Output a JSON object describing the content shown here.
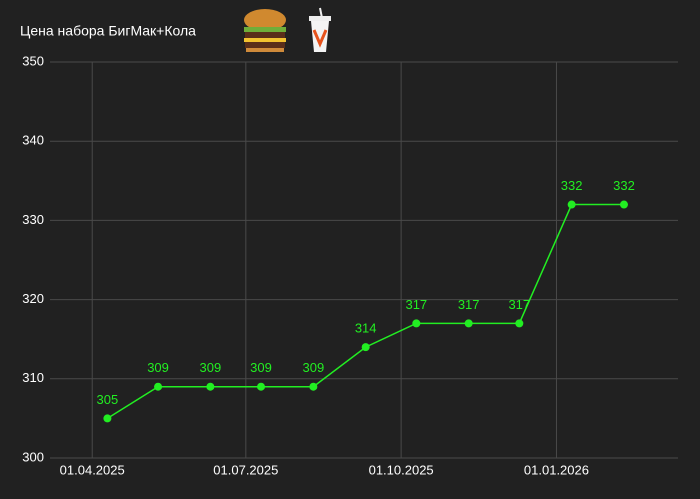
{
  "chart_data": {
    "type": "line",
    "title": "Цена набора БигМак+Кола",
    "x": [
      "2025-04-10",
      "2025-05-10",
      "2025-06-10",
      "2025-07-10",
      "2025-08-10",
      "2025-09-10",
      "2025-10-10",
      "2025-11-10",
      "2025-12-10",
      "2026-01-10",
      "2026-02-10"
    ],
    "series": [
      {
        "color": "#22ee22",
        "values": [
          305,
          309,
          309,
          309,
          309,
          314,
          317,
          317,
          317,
          332,
          332
        ]
      }
    ],
    "xlim": [
      "2025-03-07",
      "2026-03-14"
    ],
    "xticks": [
      {
        "value": "2025-04-01",
        "label": "01.04.2025"
      },
      {
        "value": "2025-07-01",
        "label": "01.07.2025"
      },
      {
        "value": "2025-10-01",
        "label": "01.10.2025"
      },
      {
        "value": "2026-01-01",
        "label": "01.01.2026"
      }
    ],
    "ylim": [
      300,
      350
    ],
    "yticks": [
      300,
      310,
      320,
      330,
      340,
      350
    ],
    "grid": true
  }
}
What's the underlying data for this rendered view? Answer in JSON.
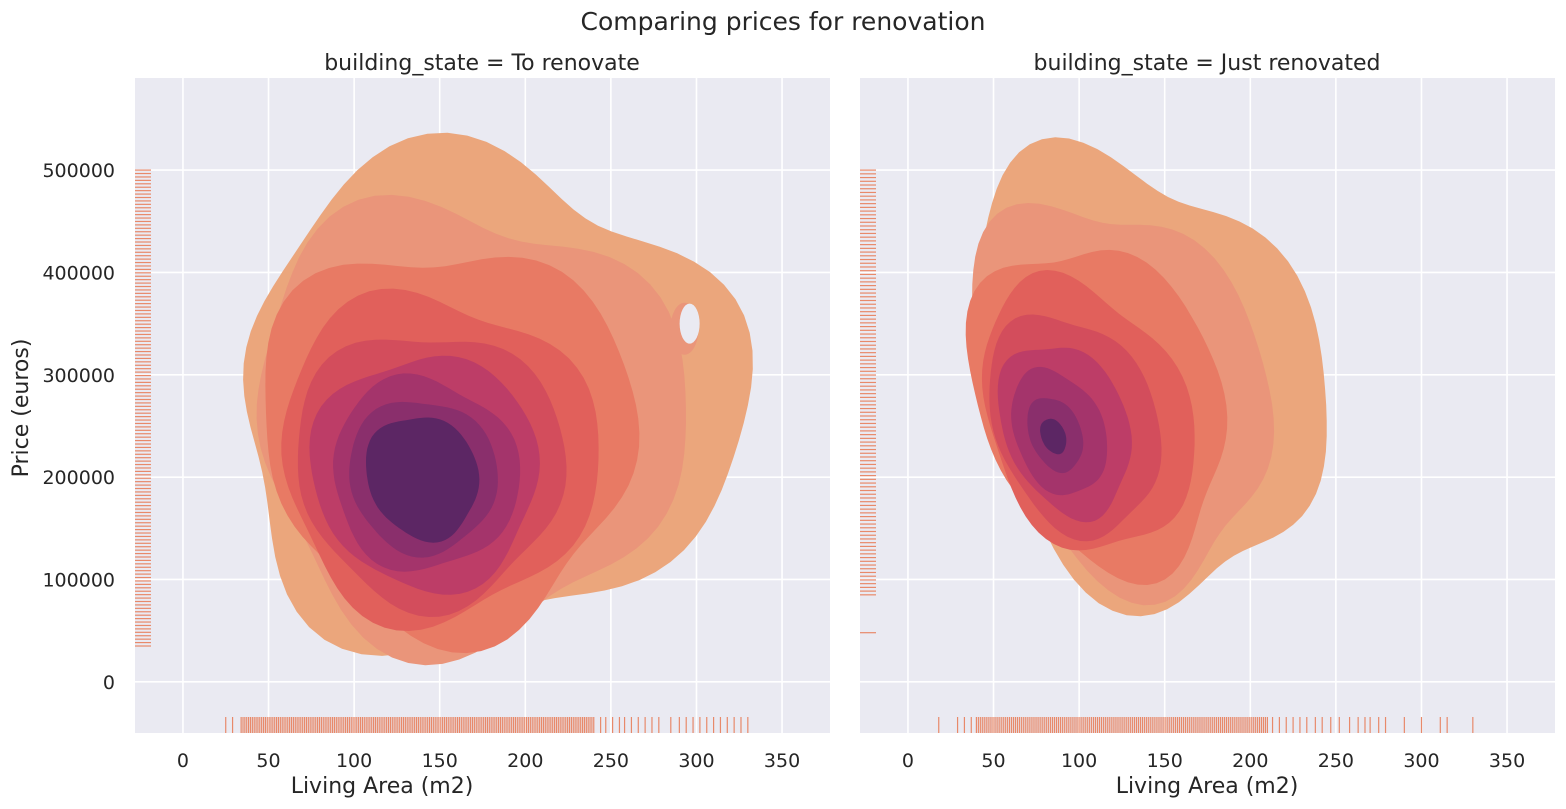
{
  "figure": {
    "title": "Comparing prices for renovation"
  },
  "colors": {
    "background": "#eaeaf2",
    "grid": "#ffffff",
    "rug": "#e8896a",
    "levels": [
      "#eba67c",
      "#ea957a",
      "#e87a64",
      "#e1605b",
      "#d34d5c",
      "#bd3d67",
      "#a4346b",
      "#8a2f6c",
      "#5c2664"
    ]
  },
  "chart_data": [
    {
      "type": "kde",
      "title": "building_state = To renovate",
      "xlabel": "Living Area (m2)",
      "ylabel": "Price (euros)",
      "xlim": [
        -28,
        378
      ],
      "ylim": [
        -50000,
        590000
      ],
      "xticks": [
        0,
        50,
        100,
        150,
        200,
        250,
        300,
        350
      ],
      "yticks": [
        0,
        100000,
        200000,
        300000,
        400000,
        500000
      ],
      "grid": true,
      "density_peak": {
        "x": 140,
        "y": 200000
      },
      "x_range": [
        25,
        330
      ],
      "y_range": [
        35000,
        500000
      ]
    },
    {
      "type": "kde",
      "title": "building_state = Just renovated",
      "xlabel": "Living Area (m2)",
      "ylabel": "",
      "xlim": [
        -28,
        378
      ],
      "ylim": [
        -50000,
        590000
      ],
      "xticks": [
        0,
        50,
        100,
        150,
        200,
        250,
        300,
        350
      ],
      "yticks": [
        0,
        100000,
        200000,
        300000,
        400000,
        500000
      ],
      "grid": true,
      "density_peak": {
        "x": 85,
        "y": 240000
      },
      "x_range": [
        18,
        330
      ],
      "y_range": [
        48000,
        500000
      ]
    }
  ]
}
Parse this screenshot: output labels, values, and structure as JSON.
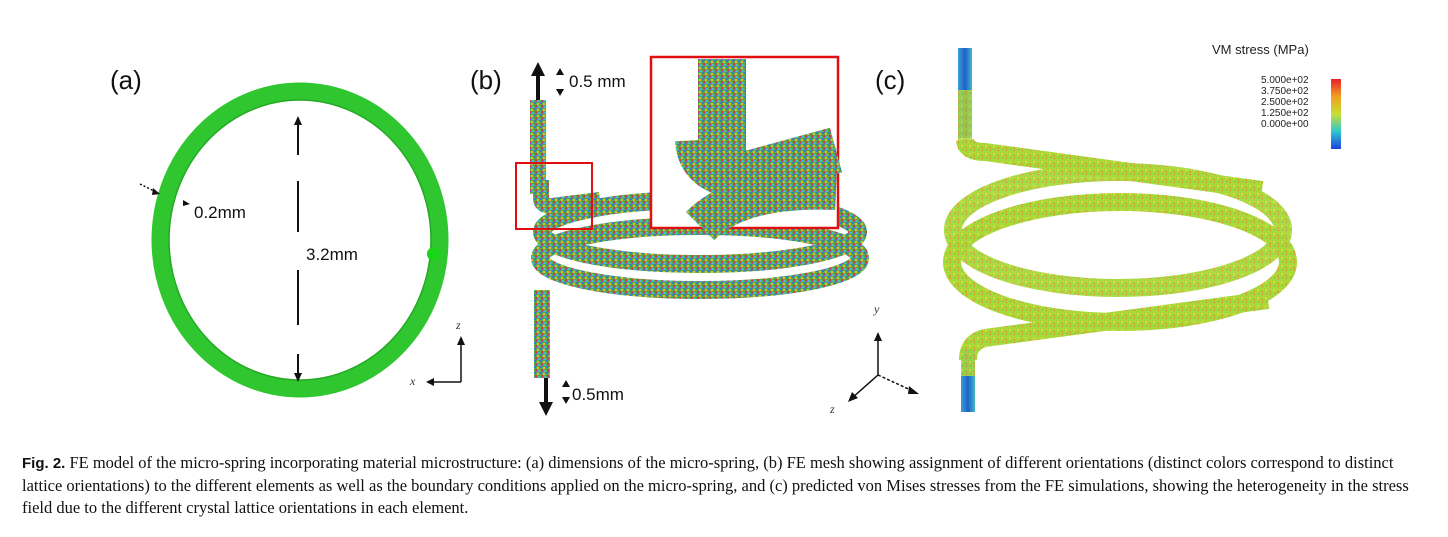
{
  "panels": {
    "a": {
      "label": "(a)",
      "dim_wire": "0.2mm",
      "dim_coil": "3.2mm",
      "axis_z": "z",
      "axis_x": "x"
    },
    "b": {
      "label": "(b)",
      "dim_top": "0.5 mm",
      "dim_bottom": "0.5mm",
      "axis_y": "y",
      "axis_z": "z"
    },
    "c": {
      "label": "(c)",
      "legend_title": "VM stress (MPa)",
      "legend_ticks": [
        "5.000e+02",
        "3.750e+02",
        "2.500e+02",
        "1.250e+02",
        "0.000e+00"
      ]
    }
  },
  "caption": {
    "lead": "Fig. 2.",
    "text": "FE model of the micro-spring incorporating material microstructure: (a) dimensions of the micro-spring, (b) FE mesh showing assignment of different orientations (distinct colors correspond to distinct lattice orientations) to the different elements as well as the boundary conditions applied on the micro-spring, and (c) predicted von Mises stresses from the FE simulations, showing the heterogeneity in the stress field due to the different crystal lattice orientations in each element."
  },
  "colors": {
    "ring_green": "#2fc62f",
    "highlight_red": "#e01010",
    "stress_yellow": "#b6dc3a"
  }
}
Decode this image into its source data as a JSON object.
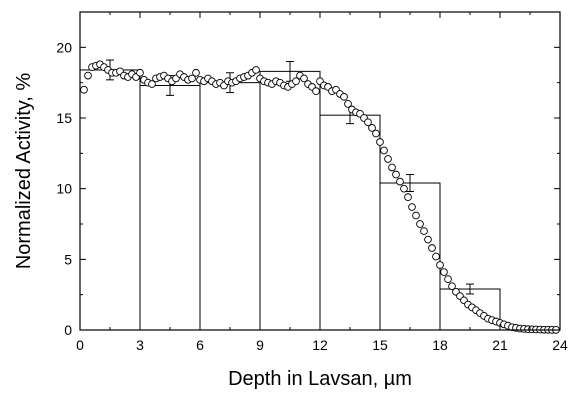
{
  "chart_data": {
    "type": "scatter",
    "xlabel": "Depth in Lavsan, µm",
    "ylabel": "Normalized Activity, %",
    "xlim": [
      0,
      24
    ],
    "ylim": [
      0,
      22.5
    ],
    "xticks": [
      0,
      3,
      6,
      9,
      12,
      15,
      18,
      21,
      24
    ],
    "yticks": [
      0,
      5,
      10,
      15,
      20
    ],
    "grid": false,
    "legend": "none",
    "series": [
      {
        "kind": "histogram",
        "bins": [
          {
            "x0": 0,
            "x1": 3,
            "value": 18.4
          },
          {
            "x0": 3,
            "x1": 6,
            "value": 17.3
          },
          {
            "x0": 6,
            "x1": 9,
            "value": 17.5
          },
          {
            "x0": 9,
            "x1": 12,
            "value": 18.3
          },
          {
            "x0": 12,
            "x1": 15,
            "value": 15.2
          },
          {
            "x0": 15,
            "x1": 18,
            "value": 10.4
          },
          {
            "x0": 18,
            "x1": 21,
            "value": 2.9
          },
          {
            "x0": 21,
            "x1": 24,
            "value": 0.0
          }
        ],
        "error_bars": [
          {
            "x": 1.5,
            "y": 18.4,
            "err": 0.7
          },
          {
            "x": 4.5,
            "y": 17.3,
            "err": 0.7
          },
          {
            "x": 7.5,
            "y": 17.5,
            "err": 0.7
          },
          {
            "x": 10.5,
            "y": 18.3,
            "err": 0.7
          },
          {
            "x": 13.5,
            "y": 15.2,
            "err": 0.6
          },
          {
            "x": 16.5,
            "y": 10.4,
            "err": 0.6
          },
          {
            "x": 19.5,
            "y": 2.9,
            "err": 0.35
          }
        ]
      },
      {
        "kind": "points",
        "marker": "open-circle",
        "x": [
          0.2,
          0.4,
          0.6,
          0.8,
          1.0,
          1.2,
          1.4,
          1.6,
          1.8,
          2.0,
          2.2,
          2.4,
          2.6,
          2.8,
          3.0,
          3.2,
          3.4,
          3.6,
          3.8,
          4.0,
          4.2,
          4.4,
          4.6,
          4.8,
          5.0,
          5.2,
          5.4,
          5.6,
          5.8,
          6.0,
          6.2,
          6.4,
          6.6,
          6.8,
          7.0,
          7.2,
          7.4,
          7.6,
          7.8,
          8.0,
          8.2,
          8.4,
          8.6,
          8.8,
          9.0,
          9.2,
          9.4,
          9.6,
          9.8,
          10.0,
          10.2,
          10.4,
          10.6,
          10.8,
          11.0,
          11.2,
          11.4,
          11.6,
          11.8,
          12.0,
          12.2,
          12.4,
          12.6,
          12.8,
          13.0,
          13.2,
          13.4,
          13.6,
          13.8,
          14.0,
          14.2,
          14.4,
          14.6,
          14.8,
          15.0,
          15.2,
          15.4,
          15.6,
          15.8,
          16.0,
          16.2,
          16.4,
          16.6,
          16.8,
          17.0,
          17.2,
          17.4,
          17.6,
          17.8,
          18.0,
          18.2,
          18.4,
          18.6,
          18.8,
          19.0,
          19.2,
          19.4,
          19.6,
          19.8,
          20.0,
          20.2,
          20.4,
          20.6,
          20.8,
          21.0,
          21.2,
          21.4,
          21.6,
          21.8,
          22.0,
          22.2,
          22.4,
          22.6,
          22.8,
          23.0,
          23.2,
          23.4,
          23.6,
          23.8
        ],
        "y": [
          17.0,
          18.0,
          18.6,
          18.7,
          18.8,
          18.6,
          18.4,
          18.2,
          18.2,
          18.3,
          18.0,
          17.9,
          18.1,
          17.9,
          18.2,
          17.7,
          17.5,
          17.4,
          17.8,
          17.9,
          18.0,
          17.8,
          17.6,
          17.8,
          18.1,
          17.9,
          17.7,
          17.8,
          18.2,
          17.7,
          17.6,
          17.8,
          17.6,
          17.4,
          17.5,
          17.3,
          17.6,
          17.5,
          17.6,
          17.8,
          17.9,
          18.0,
          18.2,
          18.4,
          17.8,
          17.6,
          17.5,
          17.4,
          17.6,
          17.5,
          17.3,
          17.2,
          17.4,
          17.6,
          18.0,
          17.8,
          17.4,
          17.2,
          16.9,
          17.6,
          17.3,
          17.2,
          16.9,
          17.0,
          16.7,
          16.5,
          16.0,
          15.6,
          15.4,
          15.3,
          15.0,
          14.7,
          14.3,
          13.9,
          13.3,
          12.7,
          12.1,
          11.5,
          11.0,
          10.5,
          10.0,
          9.4,
          8.7,
          8.1,
          7.5,
          7.0,
          6.4,
          5.8,
          5.2,
          4.6,
          4.1,
          3.6,
          3.1,
          2.7,
          2.4,
          2.1,
          1.8,
          1.6,
          1.4,
          1.2,
          1.0,
          0.8,
          0.7,
          0.6,
          0.5,
          0.4,
          0.3,
          0.2,
          0.15,
          0.1,
          0.08,
          0.06,
          0.05,
          0.04,
          0.03,
          0.02,
          0.02,
          0.01,
          0.01
        ]
      }
    ]
  }
}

Short problem: Of all the lines in the listing above, how many contain the word "grid"? Answer with the number alone.

Response for this exercise: 5